In the data below, find each line containing the string "heading" and return it.

⟨

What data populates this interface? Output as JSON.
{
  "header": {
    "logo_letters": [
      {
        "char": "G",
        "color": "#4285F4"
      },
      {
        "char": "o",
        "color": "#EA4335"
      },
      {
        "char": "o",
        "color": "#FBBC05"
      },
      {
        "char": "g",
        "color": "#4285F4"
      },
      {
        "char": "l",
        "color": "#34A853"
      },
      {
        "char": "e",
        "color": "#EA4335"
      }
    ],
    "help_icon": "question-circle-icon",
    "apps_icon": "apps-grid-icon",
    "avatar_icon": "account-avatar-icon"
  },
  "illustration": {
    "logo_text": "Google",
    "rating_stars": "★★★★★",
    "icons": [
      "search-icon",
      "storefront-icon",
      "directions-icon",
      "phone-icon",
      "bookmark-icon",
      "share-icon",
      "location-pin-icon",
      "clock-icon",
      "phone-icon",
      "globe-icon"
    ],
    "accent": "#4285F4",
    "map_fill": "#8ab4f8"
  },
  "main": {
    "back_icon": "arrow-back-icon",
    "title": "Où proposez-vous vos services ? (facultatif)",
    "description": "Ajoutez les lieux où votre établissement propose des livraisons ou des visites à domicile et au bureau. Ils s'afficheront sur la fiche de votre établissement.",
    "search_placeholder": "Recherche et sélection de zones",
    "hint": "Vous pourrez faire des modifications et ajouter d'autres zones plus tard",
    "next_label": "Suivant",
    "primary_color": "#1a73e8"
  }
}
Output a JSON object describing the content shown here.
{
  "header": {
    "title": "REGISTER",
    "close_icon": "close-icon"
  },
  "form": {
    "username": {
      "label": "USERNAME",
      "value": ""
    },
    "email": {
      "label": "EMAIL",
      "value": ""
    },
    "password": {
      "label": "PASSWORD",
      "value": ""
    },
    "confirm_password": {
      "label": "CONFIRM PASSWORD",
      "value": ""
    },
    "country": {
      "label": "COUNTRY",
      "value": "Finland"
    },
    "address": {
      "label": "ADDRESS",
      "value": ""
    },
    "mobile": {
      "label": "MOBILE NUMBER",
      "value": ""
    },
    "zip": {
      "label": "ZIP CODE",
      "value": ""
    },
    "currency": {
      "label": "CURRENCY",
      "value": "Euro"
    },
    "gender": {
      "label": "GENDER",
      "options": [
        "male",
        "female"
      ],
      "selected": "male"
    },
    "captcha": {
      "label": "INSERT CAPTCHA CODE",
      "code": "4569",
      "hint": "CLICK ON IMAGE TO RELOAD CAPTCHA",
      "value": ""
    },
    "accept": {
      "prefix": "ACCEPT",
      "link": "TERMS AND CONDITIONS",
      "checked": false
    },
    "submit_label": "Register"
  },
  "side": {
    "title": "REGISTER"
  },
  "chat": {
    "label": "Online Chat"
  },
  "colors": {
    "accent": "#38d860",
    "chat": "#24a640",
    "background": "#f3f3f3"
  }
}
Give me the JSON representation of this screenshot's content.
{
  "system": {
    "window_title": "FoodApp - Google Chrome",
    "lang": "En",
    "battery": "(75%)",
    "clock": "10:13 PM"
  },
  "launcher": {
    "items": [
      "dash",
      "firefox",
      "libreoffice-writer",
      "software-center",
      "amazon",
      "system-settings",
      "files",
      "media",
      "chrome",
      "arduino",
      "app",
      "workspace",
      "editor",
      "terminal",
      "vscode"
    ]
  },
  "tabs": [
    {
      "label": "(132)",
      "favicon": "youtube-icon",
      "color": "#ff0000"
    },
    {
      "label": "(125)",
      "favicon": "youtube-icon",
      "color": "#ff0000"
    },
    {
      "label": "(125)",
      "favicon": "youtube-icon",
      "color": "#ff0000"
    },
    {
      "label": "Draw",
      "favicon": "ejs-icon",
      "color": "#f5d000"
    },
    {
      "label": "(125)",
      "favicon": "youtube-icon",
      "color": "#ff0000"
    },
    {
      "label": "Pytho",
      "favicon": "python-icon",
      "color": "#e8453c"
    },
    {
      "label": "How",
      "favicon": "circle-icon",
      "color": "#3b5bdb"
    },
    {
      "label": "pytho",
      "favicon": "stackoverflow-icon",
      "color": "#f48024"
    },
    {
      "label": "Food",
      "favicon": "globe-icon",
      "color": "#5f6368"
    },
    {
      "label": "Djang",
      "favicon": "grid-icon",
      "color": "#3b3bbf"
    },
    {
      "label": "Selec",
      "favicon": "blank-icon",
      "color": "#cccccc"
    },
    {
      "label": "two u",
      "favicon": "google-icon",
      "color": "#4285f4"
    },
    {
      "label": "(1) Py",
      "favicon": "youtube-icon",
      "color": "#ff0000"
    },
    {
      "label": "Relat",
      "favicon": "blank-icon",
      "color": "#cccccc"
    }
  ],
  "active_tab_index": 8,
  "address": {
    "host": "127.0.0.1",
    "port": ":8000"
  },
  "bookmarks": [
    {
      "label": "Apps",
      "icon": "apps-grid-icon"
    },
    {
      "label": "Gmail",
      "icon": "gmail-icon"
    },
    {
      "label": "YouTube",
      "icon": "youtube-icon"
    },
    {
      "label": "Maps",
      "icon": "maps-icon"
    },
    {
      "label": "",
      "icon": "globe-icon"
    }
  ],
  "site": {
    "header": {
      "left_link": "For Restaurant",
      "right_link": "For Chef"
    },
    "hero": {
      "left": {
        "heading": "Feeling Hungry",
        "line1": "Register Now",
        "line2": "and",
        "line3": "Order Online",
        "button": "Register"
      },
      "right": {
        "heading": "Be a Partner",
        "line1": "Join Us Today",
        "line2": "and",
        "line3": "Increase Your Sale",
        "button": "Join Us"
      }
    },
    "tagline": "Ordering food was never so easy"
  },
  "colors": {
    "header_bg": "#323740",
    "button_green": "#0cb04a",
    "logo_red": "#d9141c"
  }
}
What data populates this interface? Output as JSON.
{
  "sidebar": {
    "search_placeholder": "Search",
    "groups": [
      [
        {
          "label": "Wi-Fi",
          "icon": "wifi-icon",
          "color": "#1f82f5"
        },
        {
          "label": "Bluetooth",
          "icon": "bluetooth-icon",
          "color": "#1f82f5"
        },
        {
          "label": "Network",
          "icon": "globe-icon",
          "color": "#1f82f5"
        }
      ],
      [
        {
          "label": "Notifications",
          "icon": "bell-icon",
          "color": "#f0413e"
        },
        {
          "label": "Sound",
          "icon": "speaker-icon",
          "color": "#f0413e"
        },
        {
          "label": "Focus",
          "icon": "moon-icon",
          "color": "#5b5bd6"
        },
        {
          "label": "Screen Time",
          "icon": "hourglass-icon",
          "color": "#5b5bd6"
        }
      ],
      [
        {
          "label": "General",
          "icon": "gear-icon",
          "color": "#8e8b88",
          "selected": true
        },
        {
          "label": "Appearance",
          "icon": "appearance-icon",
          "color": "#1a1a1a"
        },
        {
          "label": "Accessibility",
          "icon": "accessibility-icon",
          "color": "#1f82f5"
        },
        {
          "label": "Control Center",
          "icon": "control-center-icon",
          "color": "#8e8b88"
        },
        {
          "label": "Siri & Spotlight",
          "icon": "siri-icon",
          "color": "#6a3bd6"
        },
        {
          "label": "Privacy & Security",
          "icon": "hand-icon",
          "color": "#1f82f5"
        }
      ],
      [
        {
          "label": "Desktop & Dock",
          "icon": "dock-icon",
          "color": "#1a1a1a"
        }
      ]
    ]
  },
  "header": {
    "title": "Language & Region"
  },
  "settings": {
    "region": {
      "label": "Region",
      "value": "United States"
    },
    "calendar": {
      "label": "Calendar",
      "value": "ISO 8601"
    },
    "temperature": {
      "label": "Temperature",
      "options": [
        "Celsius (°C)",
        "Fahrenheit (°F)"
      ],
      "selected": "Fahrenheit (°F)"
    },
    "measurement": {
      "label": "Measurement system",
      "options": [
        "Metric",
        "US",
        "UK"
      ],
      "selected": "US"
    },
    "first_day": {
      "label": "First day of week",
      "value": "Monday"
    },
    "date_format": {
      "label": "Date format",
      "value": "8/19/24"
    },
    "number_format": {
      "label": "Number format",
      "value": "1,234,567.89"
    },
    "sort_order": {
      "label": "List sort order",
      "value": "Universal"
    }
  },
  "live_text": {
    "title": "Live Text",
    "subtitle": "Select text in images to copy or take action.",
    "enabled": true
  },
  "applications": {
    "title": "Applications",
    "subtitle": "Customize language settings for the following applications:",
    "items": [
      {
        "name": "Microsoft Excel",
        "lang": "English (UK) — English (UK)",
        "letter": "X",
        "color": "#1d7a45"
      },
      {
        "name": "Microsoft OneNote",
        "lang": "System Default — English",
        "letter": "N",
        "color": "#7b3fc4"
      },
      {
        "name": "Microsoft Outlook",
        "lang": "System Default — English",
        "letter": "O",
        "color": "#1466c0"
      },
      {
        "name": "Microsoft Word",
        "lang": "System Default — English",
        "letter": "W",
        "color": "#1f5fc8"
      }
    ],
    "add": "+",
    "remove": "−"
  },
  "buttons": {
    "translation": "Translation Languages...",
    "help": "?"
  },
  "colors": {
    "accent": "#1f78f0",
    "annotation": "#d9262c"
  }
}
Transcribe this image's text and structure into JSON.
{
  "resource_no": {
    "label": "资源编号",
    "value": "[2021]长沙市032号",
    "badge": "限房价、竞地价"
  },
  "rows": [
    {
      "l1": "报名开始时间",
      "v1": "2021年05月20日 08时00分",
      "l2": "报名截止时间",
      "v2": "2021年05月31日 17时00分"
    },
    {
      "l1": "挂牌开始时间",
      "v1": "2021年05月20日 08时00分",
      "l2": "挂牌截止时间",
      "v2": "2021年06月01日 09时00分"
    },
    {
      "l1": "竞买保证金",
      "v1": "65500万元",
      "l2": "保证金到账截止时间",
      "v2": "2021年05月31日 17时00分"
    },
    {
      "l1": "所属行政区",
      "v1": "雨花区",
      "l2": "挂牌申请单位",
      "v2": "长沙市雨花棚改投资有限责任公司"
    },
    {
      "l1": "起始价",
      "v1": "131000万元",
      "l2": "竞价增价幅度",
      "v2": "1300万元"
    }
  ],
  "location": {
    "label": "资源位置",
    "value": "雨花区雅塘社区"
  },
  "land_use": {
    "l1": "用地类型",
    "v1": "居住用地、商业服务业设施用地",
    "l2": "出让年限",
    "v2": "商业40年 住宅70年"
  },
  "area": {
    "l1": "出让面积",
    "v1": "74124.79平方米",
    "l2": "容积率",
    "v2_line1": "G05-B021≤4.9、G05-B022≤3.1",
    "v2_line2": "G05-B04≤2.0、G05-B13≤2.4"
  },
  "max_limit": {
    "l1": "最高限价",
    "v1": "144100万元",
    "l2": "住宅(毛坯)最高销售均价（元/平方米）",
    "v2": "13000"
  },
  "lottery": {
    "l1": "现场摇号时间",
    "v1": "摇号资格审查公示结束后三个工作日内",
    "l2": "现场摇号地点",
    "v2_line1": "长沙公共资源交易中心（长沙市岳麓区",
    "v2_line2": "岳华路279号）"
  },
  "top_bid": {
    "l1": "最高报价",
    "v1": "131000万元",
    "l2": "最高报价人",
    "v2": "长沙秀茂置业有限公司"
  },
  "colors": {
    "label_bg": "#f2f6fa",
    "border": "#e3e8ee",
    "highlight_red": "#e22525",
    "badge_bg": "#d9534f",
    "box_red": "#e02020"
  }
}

⟩

COMPLETED EXERCISE:
        "heading": "Feeling Hungry",
        "heading": "Be a Partner",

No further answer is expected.